EXERCISE PROMPT: Restate the listing that follows word for word, without its pictures.

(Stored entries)

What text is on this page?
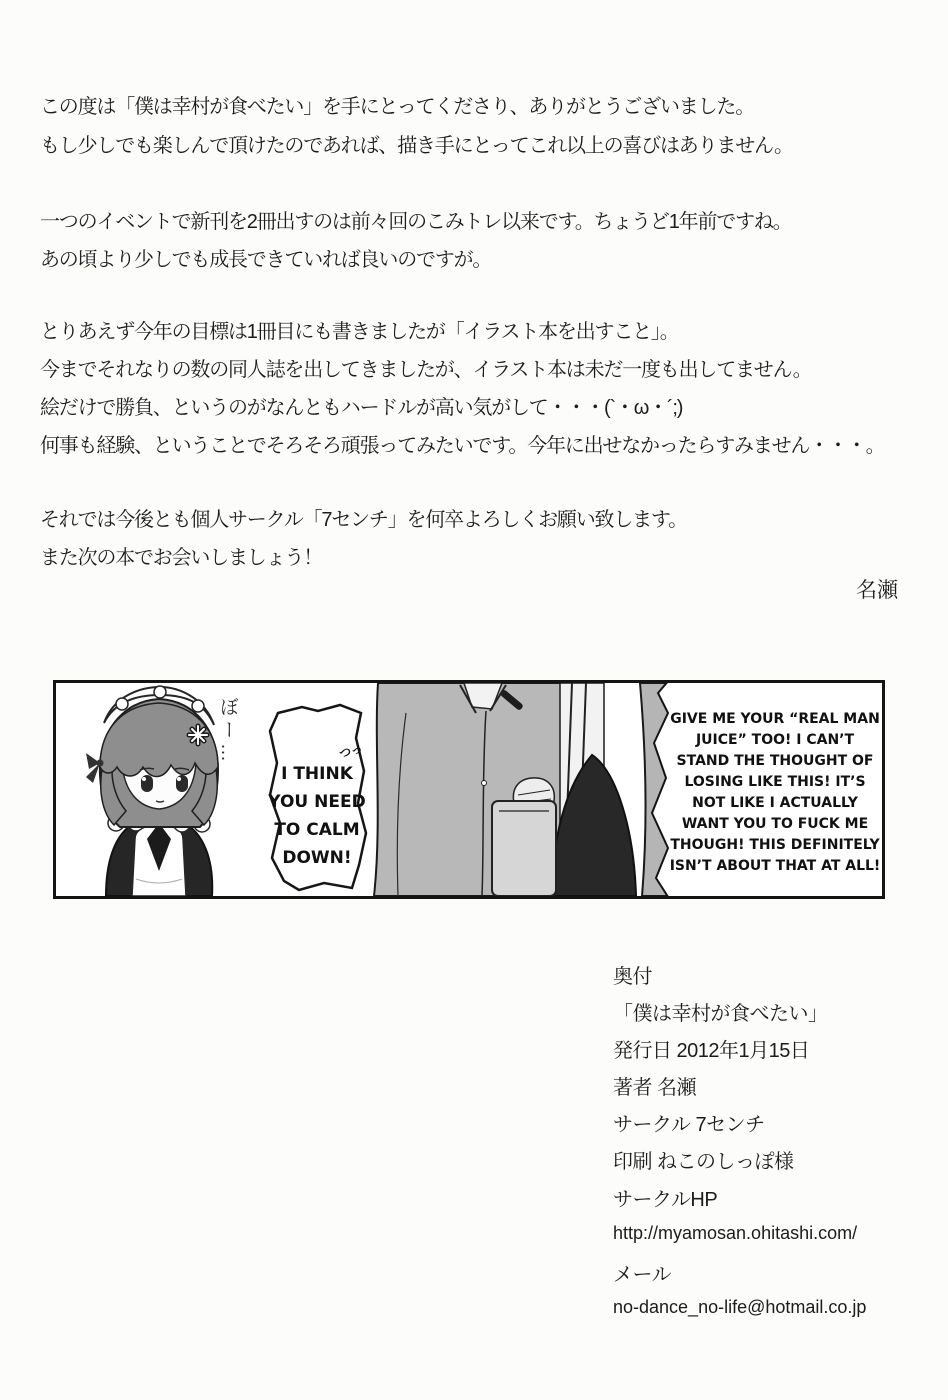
この度は「僕は幸村が食べたい」を手にとってくださり、ありがとうございました。
もし少しでも楽しんで頂けたのであれば、描き手にとってこれ以上の喜びはありません。
一つのイベントで新刊を2冊出すのは前々回のこみトレ以来です。ちょうど1年前ですね。
あの頃より少しでも成長できていれば良いのですが。
とりあえず今年の目標は1冊目にも書きましたが「イラスト本を出すこと」。
今までそれなりの数の同人誌を出してきましたが、イラスト本は未だ一度も出してません。
絵だけで勝負、というのがなんともハードルが高い気がして・・・(`・ω・´;)
何事も経験、ということでそろそろ頑張ってみたいです。今年に出せなかったらすみません・・・。
それでは今後とも個人サークル「7センチ」を何卒よろしくお願い致します。
また次の本でお会いしましょう！
名瀬
つっ
I THINK
YOU NEED
TO CALM
DOWN!
GIVE ME YOUR “REAL MAN
JUICE” TOO! I CAN’T
STAND THE THOUGHT OF
LOSING LIKE THIS! IT’S
NOT LIKE I ACTUALLY
WANT YOU TO FUCK ME
THOUGH! THIS DEFINITELY
ISN’T ABOUT THAT AT ALL!
ぼー…
奥付
「僕は幸村が食べたい」
発行日 2012年1月15日
著者 名瀬
サークル 7センチ
印刷 ねこのしっぽ様
サークルHP
http://myamosan.ohitashi.com/
メール
no-dance_no-life@hotmail.co.jp
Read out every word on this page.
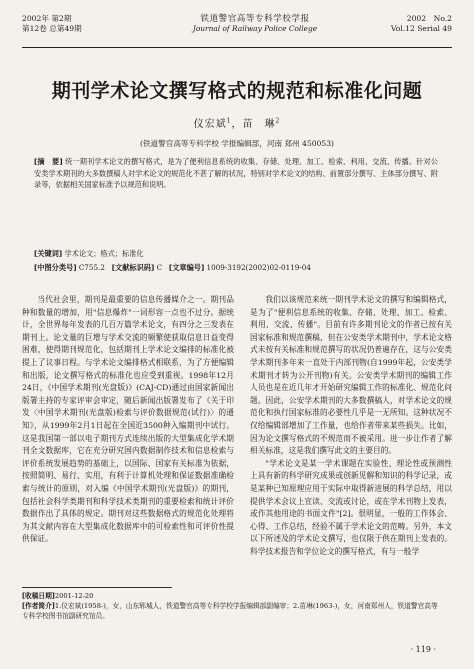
2002年 第2期
第12卷 总第49期
铁道警官高等专科学校学报
Journal of Railway Police College
2002　No.2
Vol.12 Serial 49
期刊学术论文撰写格式的规范和标准化问题
仪宏斌$^1$，苗　琳$^2$
(铁道警官高等专科学校 学报编辑部，河南 郑州 450053)
[摘　要] 统一期刊学术论文的撰写格式，是为了便利信息系统的收集、存储、处理、加工、检索、利用、交流、传播。针对公安类学术期刊的大多数撰稿人对学术论文的规范化不甚了解的状况，特别对学术论文的结构、前置部分撰写、主体部分撰写、附录等，依据相关国家标准予以规范和说明。
[关键词] 学术论文；格式；标准化
[中图分类号] C755.2 [文献标识码] C [文章编号] 1009-3192(2002)02-0119-04

当代社会里，期刊是最重要的信息传播媒介之一。期刊品种和数量的增加，用"信息爆炸"一词形容一点也不过分。据统计，全世界每年发表的几百万篇学术论文，有四分之三发表在期刊上。论文量的巨增与学术交流的频繁使获取信息日益变得困难，使得期刊规范化，包括期刊上学术论文编排的标准化被提上了议事日程。与学术论文编排格式相联系，为了方便编辑和出版，论文撰写格式的标准化也应受到重视。1998年12月24日，《中国学术期刊(光盘版)》(CAJ-CD)通过由国家新闻出版署主持的专家评审会审定，随后新闻出版署发布了《关于印发〈中国学术期刊(光盘版)检索与评价数据规范(试行)〉的通知》，从1999年2月1日起在全国近3500种入编期刊中试行。这是我国第一部以电子期刊方式连续出版的大型集成化学术期刊全文数据库，它在充分研究国内数据制作技术和信息检索与评价系统发展趋势的基础上，以国际、国家有关标准为依据，按照简明、易行、实用，有利于计算机处理和保证数据准确检索与统计的原则，对入编《中国学术期刊(光盘版)》的期刊，包括社会科学类期刊和科学技术类期刊的重要检索和统计评价数据作出了具体的规定。期刊对这些数据格式的规范化处理将为其文献内容在大型集成化数据库中的可检索性和可评价性提供保证。

我们以该规范来统一期刊学术论文的撰写和编辑格式，是为了"便利信息系统的收集、存储、处理、加工、检索、利用、交流、传播"。目前有许多期刊论文的作者已按有关国家标准和规范撰稿，但在公安类学术期刊中，学术论文格式未按有关标准和规范撰写的状况仍普遍存在，这与公安类学术期刊多年来一直处于内部刊物(自1999年起，公安类学术期刊才转为公开刊物)有关。公安类学术期刊的编辑工作人员也是在近几年才开始研究编辑工作的标准化、规范化问题。因此，公安学术期刊的大多数撰稿人，对学术论文的规范化和执行国家标准的必要性几乎是一无所知。这种状况不仅给编辑部增加了工作量，也给作者带来某些损失。比如，因为论文撰写格式的不规范而不被采用。进一步让作者了解相关标准，这是我们撰写此文的主要目的。

"学术论文是某一学术课题在实验性、理论性或预测性上具有新的科学研究成果或创新见解和知识的科学记录，或是某种已知原理应用于实际中取得新进展的科学总结，用以提供学术会议上宣读、交流或讨论，或在学术刊物上发表，或作其他用途的书面文件"[2]。很明显，一般的工作体会、心得、工作总结，经验不属于学术论文的范畴。另外，本文以下所述及的学术论文撰写，也仅限于供在期刊上发表的。科学技术报告和学位论文的撰写格式，有与一般学

[收稿日期]2001-12-20
[作者简介]1.仪宏斌(1958-)，女，山东郓城人，铁道警官高等专科学校学报编辑部副编审；2.苗琳(1963-)，女，河南郑州人，铁道警官高等专科学校图书馆副研究馆员。
· 119 ·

CORRECT OUTPUT:
What text is on this page?
この度は「僕は幸村が食べたい」を手にとってくださり、ありがとうございました。
もし少しでも楽しんで頂けたのであれば、描き手にとってこれ以上の喜びはありません。
一つのイベントで新刊を2冊出すのは前々回のこみトレ以来です。ちょうど1年前ですね。
あの頃より少しでも成長できていれば良いのですが。
とりあえず今年の目標は1冊目にも書きましたが「イラスト本を出すこと」。
今までそれなりの数の同人誌を出してきましたが、イラスト本は未だ一度も出してません。
絵だけで勝負、というのがなんともハードルが高い気がして・・・(`・ω・´;)
何事も経験、ということでそろそろ頑張ってみたいです。今年に出せなかったらすみません・・・。
それでは今後とも個人サークル「7センチ」を何卒よろしくお願い致します。
また次の本でお会いしましょう！
名瀬
つっ
I THINK
YOU NEED
TO CALM
DOWN!
GIVE ME YOUR “REAL MAN
JUICE” TOO! I CAN’T
STAND THE THOUGHT OF
LOSING LIKE THIS! IT’S
NOT LIKE I ACTUALLY
WANT YOU TO FUCK ME
THOUGH! THIS DEFINITELY
ISN’T ABOUT THAT AT ALL!
ぼー…
奥付
「僕は幸村が食べたい」
発行日 2012年1月15日
著者 名瀬
サークル 7センチ
印刷 ねこのしっぽ様
サークルHP
http://myamosan.ohitashi.com/
メール
no-dance_no-life@hotmail.co.jp
Read out every word on this page.
2002年 第2期
第12卷 总第49期
铁道警官高等专科学校学报
Journal of Railway Police College
2002　No.2
Vol.12 Serial 49
期刊学术论文撰写格式的规范和标准化问题
仪宏斌$^1$，苗　琳$^2$
(铁道警官高等专科学校 学报编辑部，河南 郑州 450053)
[摘　要] 统一期刊学术论文的撰写格式，是为了便利信息系统的收集、存储、处理、加工、检索、利用、交流、传播。针对公安类学术期刊的大多数撰稿人对学术论文的规范化不甚了解的状况，特别对学术论文的结构、前置部分撰写、主体部分撰写、附录等，依据相关国家标准予以规范和说明。
[关键词] 学术论文；格式；标准化
[中图分类号] C755.2 [文献标识码] C [文章编号] 1009-3192(2002)02-0119-04

当代社会里，期刊是最重要的信息传播媒介之一。期刊品种和数量的增加，用"信息爆炸"一词形容一点也不过分。据统计，全世界每年发表的几百万篇学术论文，有四分之三发表在期刊上。论文量的巨增与学术交流的频繁使获取信息日益变得困难，使得期刊规范化，包括期刊上学术论文编排的标准化被提上了议事日程。与学术论文编排格式相联系，为了方便编辑和出版，论文撰写格式的标准化也应受到重视。1998年12月24日，《中国学术期刊(光盘版)》(CAJ-CD)通过由国家新闻出版署主持的专家评审会审定，随后新闻出版署发布了《关于印发〈中国学术期刊(光盘版)检索与评价数据规范(试行)〉的通知》，从1999年2月1日起在全国近3500种入编期刊中试行。这是我国第一部以电子期刊方式连续出版的大型集成化学术期刊全文数据库，它在充分研究国内数据制作技术和信息检索与评价系统发展趋势的基础上，以国际、国家有关标准为依据，按照简明、易行、实用，有利于计算机处理和保证数据准确检索与统计的原则，对入编《中国学术期刊(光盘版)》的期刊，包括社会科学类期刊和科学技术类期刊的重要检索和统计评价数据作出了具体的规定。期刊对这些数据格式的规范化处理将为其文献内容在大型集成化数据库中的可检索性和可评价性提供保证。

我们以该规范来统一期刊学术论文的撰写和编辑格式，是为了"便利信息系统的收集、存储、处理、加工、检索、利用、交流、传播"。目前有许多期刊论文的作者已按有关国家标准和规范撰稿，但在公安类学术期刊中，学术论文格式未按有关标准和规范撰写的状况仍普遍存在，这与公安类学术期刊多年来一直处于内部刊物(自1999年起，公安类学术期刊才转为公开刊物)有关。公安类学术期刊的编辑工作人员也是在近几年才开始研究编辑工作的标准化、规范化问题。因此，公安学术期刊的大多数撰稿人，对学术论文的规范化和执行国家标准的必要性几乎是一无所知。这种状况不仅给编辑部增加了工作量，也给作者带来某些损失。比如，因为论文撰写格式的不规范而不被采用。进一步让作者了解相关标准，这是我们撰写此文的主要目的。

"学术论文是某一学术课题在实验性、理论性或预测性上具有新的科学研究成果或创新见解和知识的科学记录，或是某种已知原理应用于实际中取得新进展的科学总结，用以提供学术会议上宣读、交流或讨论，或在学术刊物上发表，或作其他用途的书面文件"[2]。很明显，一般的工作体会、心得、工作总结，经验不属于学术论文的范畴。另外，本文以下所述及的学术论文撰写，也仅限于供在期刊上发表的。科学技术报告和学位论文的撰写格式，有与一般学

[收稿日期]2001-12-20
[作者简介]1.仪宏斌(1958-)，女，山东郓城人，铁道警官高等专科学校学报编辑部副编审；2.苗琳(1963-)，女，河南郑州人，铁道警官高等专科学校图书馆副研究馆员。
· 119 ·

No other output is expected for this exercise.